-- SET TASK --
Gather every line from the entries below that includes "What".

-- PROVIDED DATA --
+--

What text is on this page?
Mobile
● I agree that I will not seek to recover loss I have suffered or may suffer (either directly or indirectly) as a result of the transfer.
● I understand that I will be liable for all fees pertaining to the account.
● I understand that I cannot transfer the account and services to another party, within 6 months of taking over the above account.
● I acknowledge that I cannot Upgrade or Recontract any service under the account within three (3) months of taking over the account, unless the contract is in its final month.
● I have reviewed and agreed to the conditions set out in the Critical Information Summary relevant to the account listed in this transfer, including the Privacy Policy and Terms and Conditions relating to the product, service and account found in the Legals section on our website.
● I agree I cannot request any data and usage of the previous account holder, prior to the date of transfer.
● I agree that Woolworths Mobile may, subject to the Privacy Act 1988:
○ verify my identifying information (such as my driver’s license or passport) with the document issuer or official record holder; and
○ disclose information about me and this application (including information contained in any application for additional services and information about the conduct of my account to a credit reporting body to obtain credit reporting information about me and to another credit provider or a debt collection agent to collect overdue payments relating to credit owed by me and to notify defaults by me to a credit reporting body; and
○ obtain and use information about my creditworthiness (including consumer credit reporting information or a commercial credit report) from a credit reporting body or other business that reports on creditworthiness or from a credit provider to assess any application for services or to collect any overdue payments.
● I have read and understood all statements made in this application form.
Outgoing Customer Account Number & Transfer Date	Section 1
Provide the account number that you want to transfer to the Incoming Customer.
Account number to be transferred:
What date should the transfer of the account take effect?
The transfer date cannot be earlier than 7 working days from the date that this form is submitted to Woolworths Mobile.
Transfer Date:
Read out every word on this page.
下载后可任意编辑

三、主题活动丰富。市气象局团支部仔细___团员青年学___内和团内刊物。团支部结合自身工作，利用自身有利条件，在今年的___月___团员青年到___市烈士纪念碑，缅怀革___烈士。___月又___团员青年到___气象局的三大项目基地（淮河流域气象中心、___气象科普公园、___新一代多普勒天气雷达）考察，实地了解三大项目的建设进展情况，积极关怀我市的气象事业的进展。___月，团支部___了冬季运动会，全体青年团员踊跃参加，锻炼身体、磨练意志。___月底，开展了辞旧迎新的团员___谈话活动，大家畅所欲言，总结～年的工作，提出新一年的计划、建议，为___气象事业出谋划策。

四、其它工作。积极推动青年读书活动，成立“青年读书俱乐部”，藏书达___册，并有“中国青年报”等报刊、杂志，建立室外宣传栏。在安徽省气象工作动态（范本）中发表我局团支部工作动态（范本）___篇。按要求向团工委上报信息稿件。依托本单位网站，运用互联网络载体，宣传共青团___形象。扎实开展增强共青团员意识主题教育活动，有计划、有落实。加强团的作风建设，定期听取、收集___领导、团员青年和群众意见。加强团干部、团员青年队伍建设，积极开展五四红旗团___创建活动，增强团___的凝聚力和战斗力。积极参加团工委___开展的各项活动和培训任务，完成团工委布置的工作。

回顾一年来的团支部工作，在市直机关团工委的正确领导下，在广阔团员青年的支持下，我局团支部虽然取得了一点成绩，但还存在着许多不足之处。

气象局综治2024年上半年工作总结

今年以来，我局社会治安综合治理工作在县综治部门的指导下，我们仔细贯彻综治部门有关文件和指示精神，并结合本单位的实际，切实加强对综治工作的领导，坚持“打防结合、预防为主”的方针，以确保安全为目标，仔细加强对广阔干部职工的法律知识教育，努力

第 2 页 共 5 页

+--

-- TASK SOLUTION --
What text is on this page?
What date should the transfer of the account take effect?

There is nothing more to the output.